===== Reading text =====

So if you don’t want to store passwords, what options remain? For researchers, there’s a convenient option in using the ID of the Open Research Council (ORCID). You can use ORCID as a single sign-on method for other services. They provide a three-legged (see below) OAuth API that allows you to have authenticated users on your own platform, while not having to manage their passwords. Thus you only store their names and email addresses, (if any). And both aren’t even strictly necessary for authentication purposes. Storing a name and email address can be considered a comfort features to greet users by name in their profile and send them automated messages on certain occasions.

In this article, I will (very) briefly describe a minimal setup for authenticating users via OAuth and ORCID. It’s a simple enough process that spares you – as a developer – much headache. And for the prospective users, it simplifies the login process.

The general principle of ORCID’s OAuth implementation.

As indicated earlier, ORCID provides an API for a three-legged OAuth that allows a client application access to the user data and can act as a login method. It’s “three-legged” because it’s not a single request, but the client needs to complete three steps to properly authenticate a user and access their data. The image below shows the general data flow of such a process.

An Image showing three rectangular shapes and a stylised human icon, connected with several annotated arrows. On the left a rose coloured rectangle is labeled with the word “Client”. From it an arrow runs to the stylised human icon bearing the description “Authorization Request”. From the stylised human figure another arrow runs back to the rose coloured rectangle bearing the inscription “Authorization grant”. Other arrows run from the rose coloured rectangle to two other rectangles, situated on the right, below the stylised human. One is green and has the words “Authorization Server” written on it. The other, below the green one, is blue and bears the words “Resource server”. The two arrows running from the rose coloured rectangle to the others bear the names “Authorization grant” and “Access token”, respectively. An arrow running from the green to the rose colour rectangle is annotated with “Access token”, and an arrow running from the blue to the rose colour rectangle bears the inscription “Protected resource”. All arrows are numbered from one to six.

(Fig. 1: Abstract data flow of a three legged OAuth request. Source: Wikimedia Commons, Author: Davensvd, License: CC-BY-SA, No changes were made to the original resource.)

The workflow is simple: Your client application (the rose coloured rectangle) contains a login button. When a user clicks on the button, they are redirected to – in this case – ORCID to log in with their credentials. The URL they are following contains your Client ID and a secret. After the user logs in, ORCID sends a grant token back to your client, that is then exchanged with ORCIDs authorisation server (the green rectangle). The grant token will only be sent to a specific URL that you have to register with ORCID to prevent cross site attacks, since your Client ID and secret are sent via URL and are accessible in your sites source code. After receiving the grant token you can exchange it with the authorisation server for an access token. This token is needed to access a user’s data.

ORCID sends the basic user data together with the access code, so we get the ORCID itself, a name and an email address, if the user provided any. The access token needs to be stored in case the client application needs access to the user data later. The token expires after some time (20 years in ORCID’s case), so it might need to be renewed every time a user logs in.

With the access code, we can read and – if the user agrees – modify their data in their ORCID profile. This would for instance offer the possibility to manage a user’s publication data via the client application.

Since we currently only need to authenticate users, the simple act of retrieving data acts as an authorisation, proving to us that, indeed, the correct user has logged into ORCID. So we don’t necessarily need to store the access token at all. It’s just there for further use.

===== Recorded data =====

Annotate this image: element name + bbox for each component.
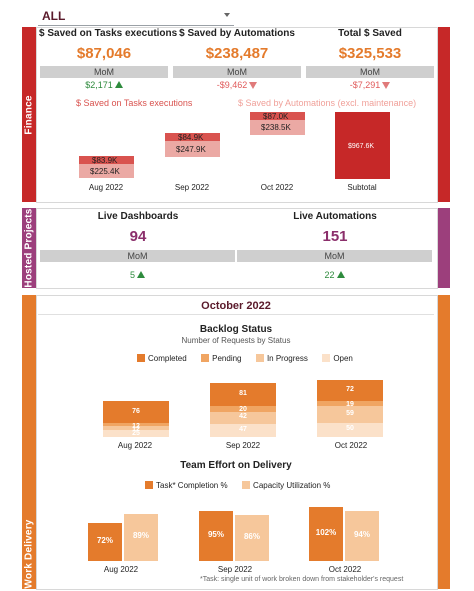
- kpi-automations-live-delta: 22: [237, 270, 432, 280]
- legend-capacity: Capacity Utilization %: [242, 481, 330, 490]
- waterfall-sep-auto-label: $247.9K: [176, 145, 206, 154]
- kpi-total-value: $325,533: [338, 45, 402, 62]
- section-finance-label: Finance: [23, 94, 35, 135]
- legend-pending: Pending: [201, 354, 242, 363]
- effort-axis-aug: Aug 2022: [103, 565, 139, 574]
- kpi-automations-mom: MoM: [173, 66, 301, 78]
- waterfall-aug-auto: [79, 164, 134, 178]
- kpi-automations-live-title: Live Automations: [293, 211, 377, 222]
- legend-open-swatch: [322, 354, 331, 362]
- legend-pending-label: Pending: [212, 354, 242, 363]
- arrow-up-icon: [137, 271, 145, 278]
- arrow-up-icon: [336, 271, 345, 278]
- kpi-tasks-mom: MoM: [40, 66, 168, 78]
- kpi-automations-title: $ Saved by Automations: [179, 28, 295, 39]
- legend-completion: Task* Completion %: [145, 481, 228, 490]
- arrow-up-icon: [114, 81, 123, 88]
- kpi-automations-delta: -$9,462: [173, 80, 301, 90]
- legend-completed-swatch: [137, 354, 145, 362]
- kpi-total-delta-value: -$7,291: [349, 80, 381, 90]
- waterfall-aug-auto-label: $225.4K: [90, 167, 120, 176]
- kpi-total-delta: -$7,291: [306, 80, 434, 90]
- waterfall-subtotal: [335, 112, 390, 179]
- backlog-axis-sep: Sep 2022: [225, 441, 261, 450]
- effort-axis-sep: Sep 2022: [217, 565, 253, 574]
- waterfall-sep-auto: [165, 141, 220, 157]
- legend-completed: Completed: [137, 354, 187, 363]
- effort-footnote: *Task: single unit of work broken down f…: [200, 576, 404, 583]
- legend-capacity-label: Capacity Utilization %: [253, 481, 331, 490]
- legend-completion-swatch: [145, 481, 153, 489]
- kpi-dashboards-delta: 5: [40, 270, 235, 280]
- waterfall-oct-tasks: [250, 112, 305, 120]
- hosted-panel: [36, 208, 438, 289]
- work-month-title: October 2022: [201, 300, 271, 312]
- waterfall-axis-oct: Oct 2022: [260, 183, 294, 192]
- waterfall-axis-aug: Aug 2022: [88, 183, 124, 192]
- kpi-automations-delta-value: -$9,462: [216, 80, 248, 90]
- section-finance-band: Finance: [22, 27, 36, 202]
- waterfall-sep-tasks-label: $84.9K: [178, 133, 204, 142]
- kpi-dashboards-mom: MoM: [40, 250, 235, 262]
- work-month-header: [38, 298, 434, 315]
- legend-completed-label: Completed: [148, 354, 187, 363]
- waterfall-axis-sep: Sep 2022: [174, 183, 210, 192]
- section-work-band: Work Delivery: [22, 295, 36, 589]
- kpi-automations-live-value: 151: [322, 228, 348, 245]
- legend-in-progress-label: In Progress: [266, 354, 308, 363]
- legend-open: Open: [322, 354, 353, 363]
- effort-axis-oct: Oct 2022: [328, 565, 362, 574]
- kpi-automations-live-delta-value: 22: [324, 270, 335, 280]
- section-hosted-band: Hosted Projects: [22, 208, 36, 288]
- finance-legend-tasks: $ Saved on Tasks executions: [76, 98, 193, 108]
- legend-pending-swatch: [201, 354, 210, 362]
- waterfall-aug-tasks-label: $83.9K: [92, 156, 118, 165]
- legend-in-progress-swatch: [255, 354, 264, 362]
- waterfall-aug-tasks: [79, 156, 134, 164]
- kpi-tasks-delta-value: $2,171: [85, 80, 113, 90]
- chevron-down-icon: [224, 13, 230, 17]
- effort-title: Team Effort on Delivery: [180, 460, 292, 471]
- legend-completion-label: Task* Completion %: [156, 481, 228, 490]
- backlog-subtitle: Number of Requests by Status: [181, 336, 291, 345]
- backlog-axis-aug: Aug 2022: [117, 441, 153, 450]
- legend-capacity-swatch: [242, 481, 251, 489]
- effort-legend: Task* Completion % Capacity Utilization …: [145, 475, 340, 493]
- waterfall-oct-auto: [250, 120, 305, 135]
- legend-open-label: Open: [333, 354, 353, 363]
- waterfall-subtotal-value: $967.6K: [348, 143, 375, 150]
- backlog-title: Backlog Status: [199, 324, 273, 335]
- kpi-tasks-delta: $2,171: [40, 80, 168, 90]
- section-work-label: Work Delivery: [23, 519, 35, 589]
- waterfall-axis-subtotal: Subtotal: [347, 183, 377, 192]
- kpi-dashboards-value: 94: [129, 228, 147, 245]
- kpi-tasks-value: $87,046: [76, 45, 132, 62]
- backlog-legend: Completed Pending In Progress Open: [137, 348, 363, 366]
- work-right-bar: [437, 295, 450, 589]
- filter-value: ALL: [42, 9, 66, 23]
- legend-in-progress: In Progress: [255, 354, 308, 363]
- filter-dropdown[interactable]: ALL: [38, 7, 234, 26]
- arrow-down-icon: [249, 82, 258, 89]
- kpi-total-title: Total $ Saved: [338, 28, 402, 39]
- kpi-dashboards-title: Live Dashboards: [97, 211, 179, 222]
- kpi-total-mom: MoM: [306, 66, 434, 78]
- waterfall-oct-auto-label: $238.5K: [261, 123, 291, 132]
- kpi-tasks-title: $ Saved on Tasks executions: [39, 28, 178, 39]
- finance-right-bar: [437, 27, 450, 202]
- arrow-down-icon: [382, 82, 391, 89]
- kpi-automations-live-mom: MoM: [237, 250, 432, 262]
- hosted-right-bar: [437, 208, 450, 288]
- section-hosted-label: Hosted Projects: [23, 208, 35, 288]
- backlog-axis-oct: Oct 2022: [334, 441, 368, 450]
- waterfall-oct-tasks-label: $87.0K: [263, 112, 289, 121]
- kpi-automations-value: $238,487: [205, 45, 269, 62]
- waterfall-sep-tasks: [165, 133, 220, 141]
- kpi-dashboards-delta-value: 5: [129, 270, 135, 280]
- finance-legend-automations: $ Saved by Automations (excl. maintenanc…: [238, 98, 417, 108]
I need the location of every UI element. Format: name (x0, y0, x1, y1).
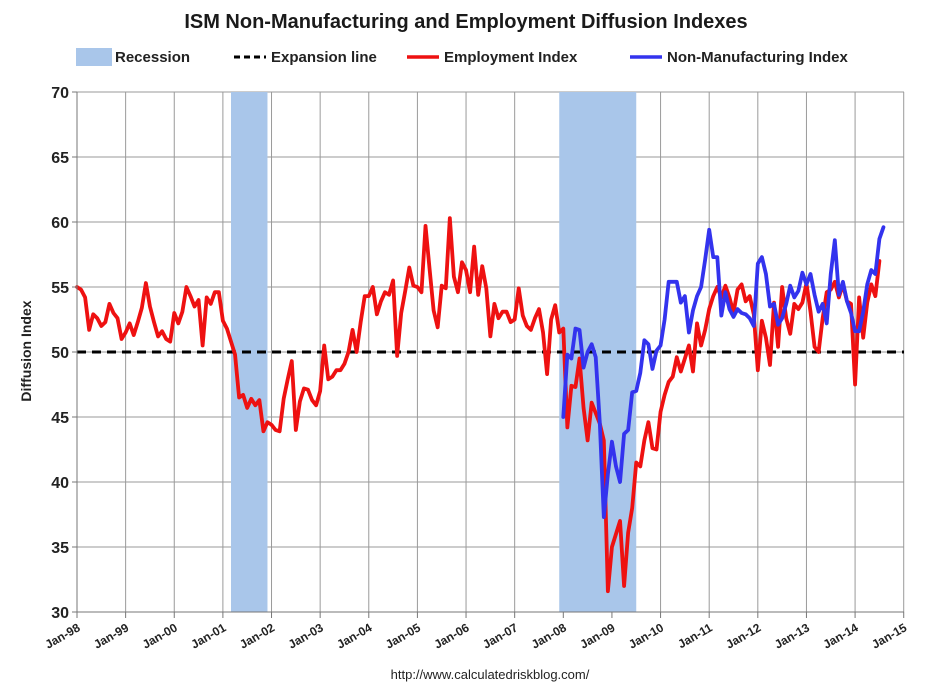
y-tick-label-35: 35 (51, 540, 69, 557)
x-tick-label-Jan-12: Jan-12 (723, 620, 763, 651)
legend-item-employment: Employment Index (407, 49, 578, 66)
x-tick-label-Jan-03: Jan-03 (286, 620, 326, 651)
y-tick-label-40: 40 (51, 475, 69, 492)
x-tick-label-Jan-06: Jan-06 (432, 620, 472, 651)
x-tick-label-Jan-15: Jan-15 (869, 620, 909, 651)
x-tick-label-Jan-10: Jan-10 (626, 620, 666, 651)
x-tick-label-Jan-05: Jan-05 (383, 620, 423, 651)
x-tick-label-Jan-00: Jan-00 (140, 620, 180, 651)
axes (72, 91, 905, 618)
y-tick-labels: 30 35 40 45 50 55 60 65 70 (51, 85, 69, 622)
legend-label-expansion: Expansion line (271, 49, 377, 66)
gridlines (77, 91, 905, 613)
x-tick-labels: Jan-98 Jan-99 Jan-00 Jan-01 Jan-02 Jan-03 Jan-… (43, 620, 910, 651)
x-tick-label-Jan-04: Jan-04 (334, 620, 374, 651)
legend-label-nonmfg: Non-Manufacturing Index (667, 49, 848, 66)
y-axis-label: Diffusion Index (18, 300, 34, 401)
legend-label-employment: Employment Index (444, 49, 578, 66)
series-line-non-manufacturing-index (561, 225, 886, 519)
legend-label-recession: Recession (115, 49, 190, 66)
x-tick-label-Jan-09: Jan-09 (577, 620, 617, 651)
x-tick-label-Jan-98: Jan-98 (43, 620, 83, 651)
y-tick-label-65: 65 (51, 150, 69, 167)
x-tick-label-Jan-14: Jan-14 (821, 620, 861, 651)
x-tick-label-Jan-99: Jan-99 (91, 620, 131, 651)
x-tick-label-Jan-01: Jan-01 (188, 620, 228, 651)
series-line-employment-index (75, 216, 882, 594)
x-tick-label-Jan-11: Jan-11 (675, 620, 715, 651)
y-tick-label-30: 30 (51, 605, 69, 622)
y-tick-label-45: 45 (51, 410, 69, 427)
source-url: http://www.calculatedriskblog.com/ (391, 667, 590, 682)
legend-swatch-recession (76, 48, 112, 66)
y-tick-label-55: 55 (51, 280, 69, 297)
x-tick-label-Jan-02: Jan-02 (237, 620, 277, 651)
y-tick-label-70: 70 (51, 85, 69, 102)
x-tick-label-Jan-08: Jan-08 (529, 620, 569, 651)
legend-item-nonmfg: Non-Manufacturing Index (630, 49, 848, 66)
series-lines (75, 216, 886, 594)
x-tick-label-Jan-07: Jan-07 (480, 620, 520, 651)
y-tick-label-60: 60 (51, 215, 69, 232)
chart-title: ISM Non-Manufacturing and Employment Dif… (184, 11, 747, 33)
legend-item-expansion: Expansion line (234, 49, 377, 66)
x-tick-label-Jan-13: Jan-13 (772, 620, 812, 651)
legend: Recession Expansion line Employment Index N… (76, 48, 848, 66)
legend-item-recession: Recession (76, 48, 190, 66)
y-tick-label-50: 50 (51, 345, 69, 362)
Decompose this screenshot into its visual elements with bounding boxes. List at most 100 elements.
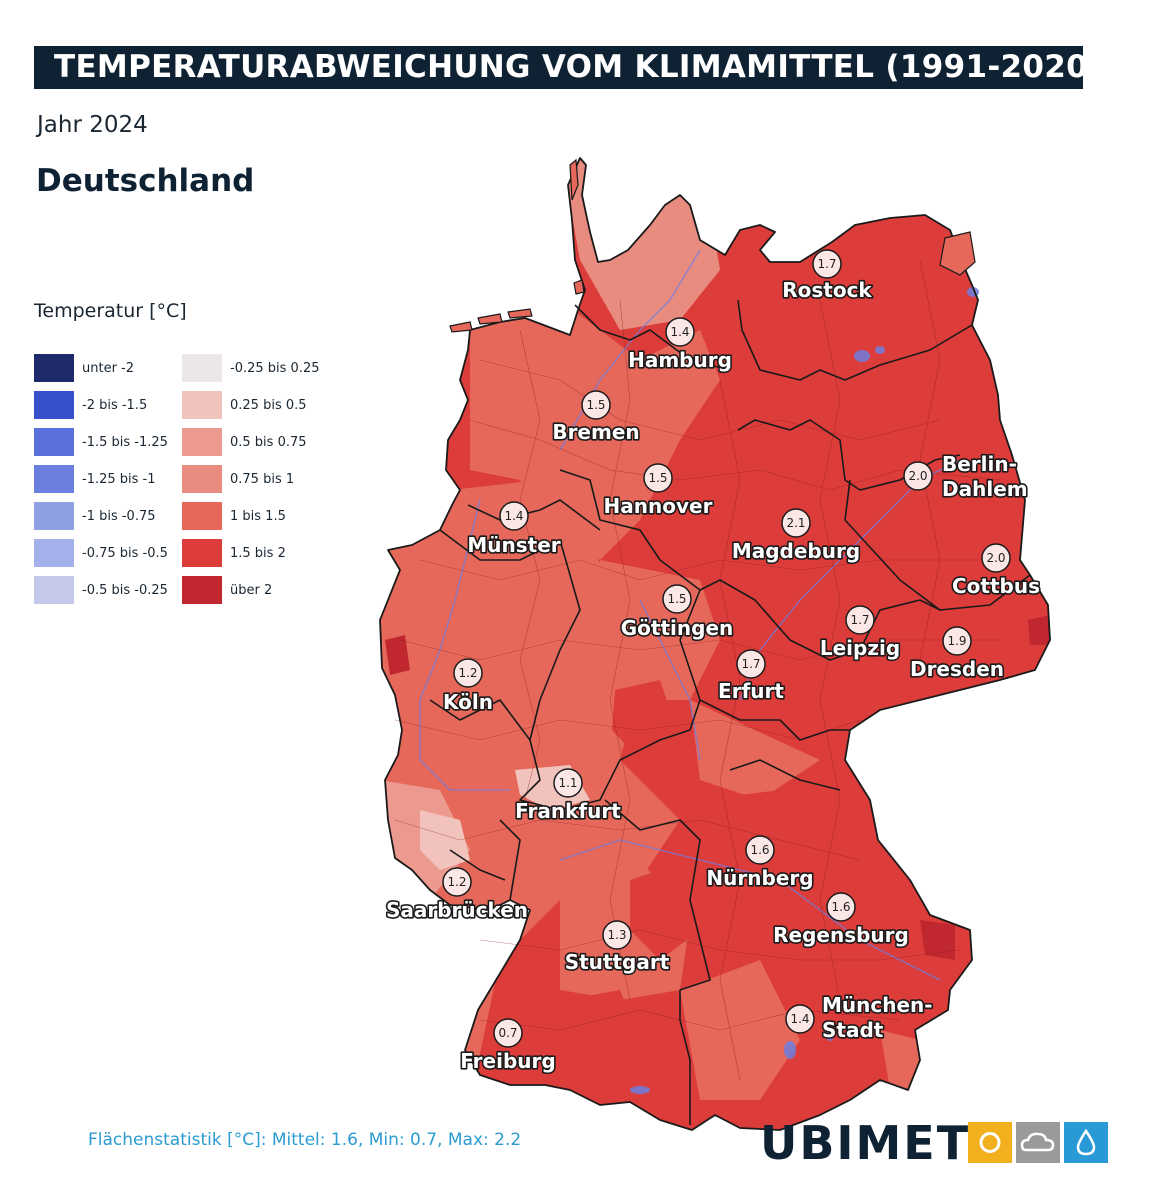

=====

* **Your tasks**
A - Reproduce word for word the passage of the ORCID authentication article that begins with the words "Since we currently" and ends with "for further use.".
B - Extend the ORCID authentication article, picking up right after its final sentence.
The records are separate material and have no connection to the article on ORCID authentication.

* **Per-task answers**
A -
Since we currently only need to authenticate users, the simple act of retrieving data acts as an authorisation, proving to us that, indeed, the correct user has logged into ORCID. So we don’t necessarily need to store the access token at all. It’s just there for further use.

B -
Implementing ORCID in Django

As seen in the previous section, to make use of OAuth, we need to implement the handshake and data exchange to have users log in with their ORCID credentials. But just to summarise: We need a Client ID from ORCID along with a secret. We need a login button, which is handily provided by ORCID as a code snipped, and an authentication URL. This URL will receive the grant token (see fig. 1). Once we have that, we can process the token in our authentication chain and authenticate a user.

Since the we – the UBlabs team – use Django to develop our respective portals, I implemented the authentication as an extension to Django’s user model. For the sake of brevity, I will not go into too great detail on the actual implementation, but the complete code can be found here.

First, we need a view that serves the URL we specify as callback with ORCID. It’s very simple, so I will include the code below.

def auth(request):
    token = request.GET.get('code')
    user = authenticate(request, token=token)
    if user is not None:
        auth_login(request, user)
        # Render to a success page.
        return render(request, 'auth.html')
        # Return an 'invalid login' error message.
        return render(request, 'auth_failed.html')

Since the grant token (i.e. the “code” parameter), will be verified during authentication by exchanging it for an access token (as described above), no checks for bogus tokens are necessary. The verification is handled by the “authenticate” method, which is part of Django’s user authentication middleware.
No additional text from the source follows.